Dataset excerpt
****************************************

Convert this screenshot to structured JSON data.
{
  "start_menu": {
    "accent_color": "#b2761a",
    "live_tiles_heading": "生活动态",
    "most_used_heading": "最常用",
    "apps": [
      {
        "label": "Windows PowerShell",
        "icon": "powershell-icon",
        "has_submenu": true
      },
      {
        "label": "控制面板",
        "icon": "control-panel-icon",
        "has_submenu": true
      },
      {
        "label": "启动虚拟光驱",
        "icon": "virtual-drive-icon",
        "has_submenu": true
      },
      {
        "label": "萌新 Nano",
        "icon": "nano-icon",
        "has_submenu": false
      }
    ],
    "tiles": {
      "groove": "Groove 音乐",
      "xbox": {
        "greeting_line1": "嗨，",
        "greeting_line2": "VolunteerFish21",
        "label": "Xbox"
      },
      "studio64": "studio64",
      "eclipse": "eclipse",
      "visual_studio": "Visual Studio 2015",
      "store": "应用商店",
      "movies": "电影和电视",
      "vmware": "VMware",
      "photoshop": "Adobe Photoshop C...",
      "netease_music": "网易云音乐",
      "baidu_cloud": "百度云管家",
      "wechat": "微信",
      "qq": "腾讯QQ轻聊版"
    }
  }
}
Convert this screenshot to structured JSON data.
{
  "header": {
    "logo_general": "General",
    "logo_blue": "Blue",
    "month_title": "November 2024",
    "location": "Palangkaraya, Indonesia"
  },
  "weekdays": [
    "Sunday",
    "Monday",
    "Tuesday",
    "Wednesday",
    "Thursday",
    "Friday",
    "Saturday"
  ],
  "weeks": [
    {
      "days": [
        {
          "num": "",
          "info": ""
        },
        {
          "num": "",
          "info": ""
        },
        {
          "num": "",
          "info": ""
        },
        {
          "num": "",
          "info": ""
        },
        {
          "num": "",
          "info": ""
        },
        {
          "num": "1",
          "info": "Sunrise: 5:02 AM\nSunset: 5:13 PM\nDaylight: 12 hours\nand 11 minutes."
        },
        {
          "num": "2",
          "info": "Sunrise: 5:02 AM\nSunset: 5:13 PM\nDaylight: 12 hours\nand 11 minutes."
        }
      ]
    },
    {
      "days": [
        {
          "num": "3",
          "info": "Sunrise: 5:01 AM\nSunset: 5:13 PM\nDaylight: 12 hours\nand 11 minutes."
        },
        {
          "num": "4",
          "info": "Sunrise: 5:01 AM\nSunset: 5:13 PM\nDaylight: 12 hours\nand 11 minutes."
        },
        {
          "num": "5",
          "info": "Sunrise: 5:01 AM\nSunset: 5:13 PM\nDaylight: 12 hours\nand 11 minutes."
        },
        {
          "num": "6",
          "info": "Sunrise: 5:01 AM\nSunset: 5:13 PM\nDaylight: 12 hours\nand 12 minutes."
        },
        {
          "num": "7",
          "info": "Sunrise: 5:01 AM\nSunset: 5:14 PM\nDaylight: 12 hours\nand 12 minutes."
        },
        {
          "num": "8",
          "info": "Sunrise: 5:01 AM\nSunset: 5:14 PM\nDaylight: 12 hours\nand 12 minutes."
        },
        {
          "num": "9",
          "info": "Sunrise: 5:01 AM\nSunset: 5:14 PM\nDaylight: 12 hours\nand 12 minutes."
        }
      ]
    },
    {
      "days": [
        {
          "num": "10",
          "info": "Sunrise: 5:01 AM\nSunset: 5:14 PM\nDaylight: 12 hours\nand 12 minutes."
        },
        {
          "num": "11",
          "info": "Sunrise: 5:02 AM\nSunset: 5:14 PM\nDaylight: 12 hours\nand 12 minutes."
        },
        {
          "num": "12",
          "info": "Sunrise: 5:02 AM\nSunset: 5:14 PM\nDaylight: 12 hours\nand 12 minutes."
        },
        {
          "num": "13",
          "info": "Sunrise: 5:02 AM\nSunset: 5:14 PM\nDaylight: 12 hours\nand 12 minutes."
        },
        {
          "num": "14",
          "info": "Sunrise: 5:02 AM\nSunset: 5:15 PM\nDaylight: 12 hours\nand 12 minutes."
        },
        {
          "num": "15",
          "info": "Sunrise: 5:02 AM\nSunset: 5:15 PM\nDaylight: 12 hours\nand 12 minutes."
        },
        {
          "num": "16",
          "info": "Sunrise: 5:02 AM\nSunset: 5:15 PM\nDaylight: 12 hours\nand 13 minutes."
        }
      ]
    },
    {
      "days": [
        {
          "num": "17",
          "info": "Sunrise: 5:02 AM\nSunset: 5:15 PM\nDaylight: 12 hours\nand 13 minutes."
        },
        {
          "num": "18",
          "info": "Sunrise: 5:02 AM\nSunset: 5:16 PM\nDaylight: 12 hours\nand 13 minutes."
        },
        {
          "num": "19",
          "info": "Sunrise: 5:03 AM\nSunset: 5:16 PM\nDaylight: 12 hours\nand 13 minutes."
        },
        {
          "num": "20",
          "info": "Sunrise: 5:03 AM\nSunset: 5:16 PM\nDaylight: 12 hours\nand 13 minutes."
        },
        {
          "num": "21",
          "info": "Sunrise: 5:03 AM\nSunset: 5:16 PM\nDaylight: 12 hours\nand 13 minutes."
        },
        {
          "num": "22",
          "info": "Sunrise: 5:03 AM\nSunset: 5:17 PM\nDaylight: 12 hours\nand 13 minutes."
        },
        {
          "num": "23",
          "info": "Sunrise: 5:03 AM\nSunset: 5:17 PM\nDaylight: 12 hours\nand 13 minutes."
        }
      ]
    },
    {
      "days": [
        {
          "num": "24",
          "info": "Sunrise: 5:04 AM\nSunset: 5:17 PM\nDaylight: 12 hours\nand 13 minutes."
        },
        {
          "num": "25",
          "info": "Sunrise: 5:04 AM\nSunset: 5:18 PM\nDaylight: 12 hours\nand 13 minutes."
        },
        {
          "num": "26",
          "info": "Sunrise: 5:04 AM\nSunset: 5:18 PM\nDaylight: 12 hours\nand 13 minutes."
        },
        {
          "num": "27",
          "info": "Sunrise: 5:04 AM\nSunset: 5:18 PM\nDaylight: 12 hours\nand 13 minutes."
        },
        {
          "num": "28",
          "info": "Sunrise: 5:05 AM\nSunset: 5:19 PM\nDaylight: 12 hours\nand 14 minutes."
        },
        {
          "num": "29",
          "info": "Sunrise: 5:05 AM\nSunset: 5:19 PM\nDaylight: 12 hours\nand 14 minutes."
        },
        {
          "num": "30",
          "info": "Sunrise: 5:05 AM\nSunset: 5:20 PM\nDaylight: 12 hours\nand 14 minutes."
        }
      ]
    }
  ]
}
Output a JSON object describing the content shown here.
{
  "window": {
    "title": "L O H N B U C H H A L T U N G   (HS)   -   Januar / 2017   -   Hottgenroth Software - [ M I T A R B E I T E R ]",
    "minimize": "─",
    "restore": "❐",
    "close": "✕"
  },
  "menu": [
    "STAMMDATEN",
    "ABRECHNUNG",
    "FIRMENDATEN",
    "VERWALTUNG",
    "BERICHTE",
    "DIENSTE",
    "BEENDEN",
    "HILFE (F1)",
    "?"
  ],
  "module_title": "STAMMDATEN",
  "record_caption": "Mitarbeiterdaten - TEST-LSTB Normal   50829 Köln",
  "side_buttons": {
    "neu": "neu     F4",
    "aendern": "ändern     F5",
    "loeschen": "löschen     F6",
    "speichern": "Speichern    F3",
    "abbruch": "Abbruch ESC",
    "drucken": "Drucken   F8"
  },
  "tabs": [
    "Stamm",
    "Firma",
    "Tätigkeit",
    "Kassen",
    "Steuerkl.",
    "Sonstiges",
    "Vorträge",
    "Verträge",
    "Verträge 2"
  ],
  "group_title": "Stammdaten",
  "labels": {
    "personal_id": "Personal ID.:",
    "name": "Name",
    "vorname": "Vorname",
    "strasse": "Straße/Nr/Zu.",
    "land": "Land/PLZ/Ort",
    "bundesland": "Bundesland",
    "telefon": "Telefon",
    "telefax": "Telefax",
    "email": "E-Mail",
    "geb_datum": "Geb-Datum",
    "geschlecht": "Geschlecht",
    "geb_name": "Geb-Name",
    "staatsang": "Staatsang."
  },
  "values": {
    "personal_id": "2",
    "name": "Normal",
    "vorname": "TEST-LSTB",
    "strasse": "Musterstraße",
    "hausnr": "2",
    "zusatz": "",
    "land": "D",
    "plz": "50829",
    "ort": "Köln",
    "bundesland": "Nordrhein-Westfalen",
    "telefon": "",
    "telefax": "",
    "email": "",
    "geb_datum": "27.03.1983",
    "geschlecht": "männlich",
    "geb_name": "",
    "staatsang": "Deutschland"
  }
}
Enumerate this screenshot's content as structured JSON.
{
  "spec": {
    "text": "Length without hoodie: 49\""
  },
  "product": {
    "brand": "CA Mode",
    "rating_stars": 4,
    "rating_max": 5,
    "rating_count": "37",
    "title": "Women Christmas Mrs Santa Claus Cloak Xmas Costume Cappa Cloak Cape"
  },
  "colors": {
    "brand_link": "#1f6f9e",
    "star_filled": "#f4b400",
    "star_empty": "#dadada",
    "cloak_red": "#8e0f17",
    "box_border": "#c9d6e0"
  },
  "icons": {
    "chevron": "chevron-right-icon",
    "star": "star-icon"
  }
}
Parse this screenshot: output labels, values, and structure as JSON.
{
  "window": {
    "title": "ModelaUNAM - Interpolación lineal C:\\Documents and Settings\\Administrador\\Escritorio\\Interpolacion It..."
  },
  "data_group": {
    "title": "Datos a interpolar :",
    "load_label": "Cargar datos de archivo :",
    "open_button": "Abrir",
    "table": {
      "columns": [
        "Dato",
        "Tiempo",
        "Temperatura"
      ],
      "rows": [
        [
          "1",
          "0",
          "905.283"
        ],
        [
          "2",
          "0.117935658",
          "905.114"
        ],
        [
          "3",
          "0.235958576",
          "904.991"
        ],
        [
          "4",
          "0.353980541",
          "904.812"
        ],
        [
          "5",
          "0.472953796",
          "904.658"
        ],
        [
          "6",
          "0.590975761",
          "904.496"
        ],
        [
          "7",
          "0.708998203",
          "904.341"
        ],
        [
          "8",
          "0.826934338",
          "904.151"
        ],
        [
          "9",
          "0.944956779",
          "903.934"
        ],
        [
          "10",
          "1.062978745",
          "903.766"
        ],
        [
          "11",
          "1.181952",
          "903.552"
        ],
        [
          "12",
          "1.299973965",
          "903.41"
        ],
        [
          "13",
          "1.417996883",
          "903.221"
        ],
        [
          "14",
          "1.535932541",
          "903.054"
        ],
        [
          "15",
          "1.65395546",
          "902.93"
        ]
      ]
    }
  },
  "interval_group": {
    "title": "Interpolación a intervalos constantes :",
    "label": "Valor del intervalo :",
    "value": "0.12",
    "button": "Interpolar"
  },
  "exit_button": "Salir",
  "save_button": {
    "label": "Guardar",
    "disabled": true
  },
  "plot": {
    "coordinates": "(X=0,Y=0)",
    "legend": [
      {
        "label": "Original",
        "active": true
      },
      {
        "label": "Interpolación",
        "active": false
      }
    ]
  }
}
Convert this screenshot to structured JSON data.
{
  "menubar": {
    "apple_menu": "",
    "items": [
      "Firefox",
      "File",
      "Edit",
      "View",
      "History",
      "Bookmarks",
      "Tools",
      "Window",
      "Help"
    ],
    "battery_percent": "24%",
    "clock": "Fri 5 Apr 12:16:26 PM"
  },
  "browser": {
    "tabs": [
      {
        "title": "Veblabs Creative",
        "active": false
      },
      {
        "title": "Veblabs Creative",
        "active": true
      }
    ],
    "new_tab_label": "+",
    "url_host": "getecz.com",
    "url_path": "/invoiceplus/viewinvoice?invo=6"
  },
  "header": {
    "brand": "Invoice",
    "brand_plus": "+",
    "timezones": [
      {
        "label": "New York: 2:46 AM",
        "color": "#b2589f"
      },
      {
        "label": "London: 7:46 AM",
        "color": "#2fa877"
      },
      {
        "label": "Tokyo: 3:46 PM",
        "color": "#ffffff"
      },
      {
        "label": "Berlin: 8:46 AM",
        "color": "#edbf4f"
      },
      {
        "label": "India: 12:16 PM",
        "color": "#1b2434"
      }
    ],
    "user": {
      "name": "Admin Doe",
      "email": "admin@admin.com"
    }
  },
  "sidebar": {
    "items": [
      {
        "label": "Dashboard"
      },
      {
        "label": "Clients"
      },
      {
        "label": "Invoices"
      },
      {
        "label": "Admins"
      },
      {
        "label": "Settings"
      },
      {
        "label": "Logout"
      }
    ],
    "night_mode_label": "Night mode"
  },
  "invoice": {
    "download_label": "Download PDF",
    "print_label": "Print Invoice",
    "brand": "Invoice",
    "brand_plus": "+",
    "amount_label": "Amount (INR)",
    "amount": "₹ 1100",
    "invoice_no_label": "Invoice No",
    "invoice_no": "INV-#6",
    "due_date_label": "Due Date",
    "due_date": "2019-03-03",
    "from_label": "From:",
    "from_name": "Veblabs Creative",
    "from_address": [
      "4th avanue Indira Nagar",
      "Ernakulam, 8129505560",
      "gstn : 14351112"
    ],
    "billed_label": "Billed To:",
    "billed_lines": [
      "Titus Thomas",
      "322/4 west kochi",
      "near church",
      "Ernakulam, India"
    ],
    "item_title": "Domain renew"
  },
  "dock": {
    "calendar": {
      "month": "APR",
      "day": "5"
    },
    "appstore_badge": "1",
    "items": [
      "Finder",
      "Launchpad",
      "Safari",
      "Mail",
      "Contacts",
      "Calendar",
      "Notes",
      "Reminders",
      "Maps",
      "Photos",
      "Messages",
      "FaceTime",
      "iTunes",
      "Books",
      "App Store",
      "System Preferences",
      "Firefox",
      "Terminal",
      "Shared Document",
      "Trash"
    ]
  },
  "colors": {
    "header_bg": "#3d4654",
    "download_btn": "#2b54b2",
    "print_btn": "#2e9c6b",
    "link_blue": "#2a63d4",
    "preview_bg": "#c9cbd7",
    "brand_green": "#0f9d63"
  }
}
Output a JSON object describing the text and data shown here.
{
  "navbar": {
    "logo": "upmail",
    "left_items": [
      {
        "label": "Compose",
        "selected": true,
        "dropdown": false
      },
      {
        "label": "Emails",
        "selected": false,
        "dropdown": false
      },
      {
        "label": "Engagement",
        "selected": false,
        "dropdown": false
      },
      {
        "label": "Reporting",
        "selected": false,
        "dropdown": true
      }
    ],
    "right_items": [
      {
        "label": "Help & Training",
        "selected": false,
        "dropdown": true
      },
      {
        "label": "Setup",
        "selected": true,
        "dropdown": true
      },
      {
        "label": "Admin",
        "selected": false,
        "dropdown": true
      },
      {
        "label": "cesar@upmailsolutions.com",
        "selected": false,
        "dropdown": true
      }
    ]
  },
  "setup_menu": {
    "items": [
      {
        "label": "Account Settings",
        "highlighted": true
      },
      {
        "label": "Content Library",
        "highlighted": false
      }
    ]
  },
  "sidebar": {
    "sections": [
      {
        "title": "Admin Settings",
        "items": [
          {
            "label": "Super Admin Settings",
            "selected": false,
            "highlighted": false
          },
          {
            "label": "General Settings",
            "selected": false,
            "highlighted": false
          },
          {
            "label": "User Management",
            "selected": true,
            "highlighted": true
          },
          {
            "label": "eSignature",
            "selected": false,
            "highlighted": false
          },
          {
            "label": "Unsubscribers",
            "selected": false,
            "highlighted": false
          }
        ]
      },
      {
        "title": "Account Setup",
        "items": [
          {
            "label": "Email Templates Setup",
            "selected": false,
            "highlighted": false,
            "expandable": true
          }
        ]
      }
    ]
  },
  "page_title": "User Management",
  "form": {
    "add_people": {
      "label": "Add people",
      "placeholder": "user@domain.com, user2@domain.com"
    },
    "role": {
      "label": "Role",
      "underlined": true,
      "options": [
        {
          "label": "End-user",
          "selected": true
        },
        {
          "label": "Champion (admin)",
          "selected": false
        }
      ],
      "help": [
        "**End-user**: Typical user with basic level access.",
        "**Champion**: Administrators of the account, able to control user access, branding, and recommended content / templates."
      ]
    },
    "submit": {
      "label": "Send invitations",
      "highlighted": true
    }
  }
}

****************************************

• WHAT YOU HAVE TO DO:
Within the data above, pick out all lines holding the word "control".

• REPLY TO THE TASK:
        "icon": "control-panel-icon",
        "**Champion**: Administrators of the account, able to control user access, branding, and recommended content / templates."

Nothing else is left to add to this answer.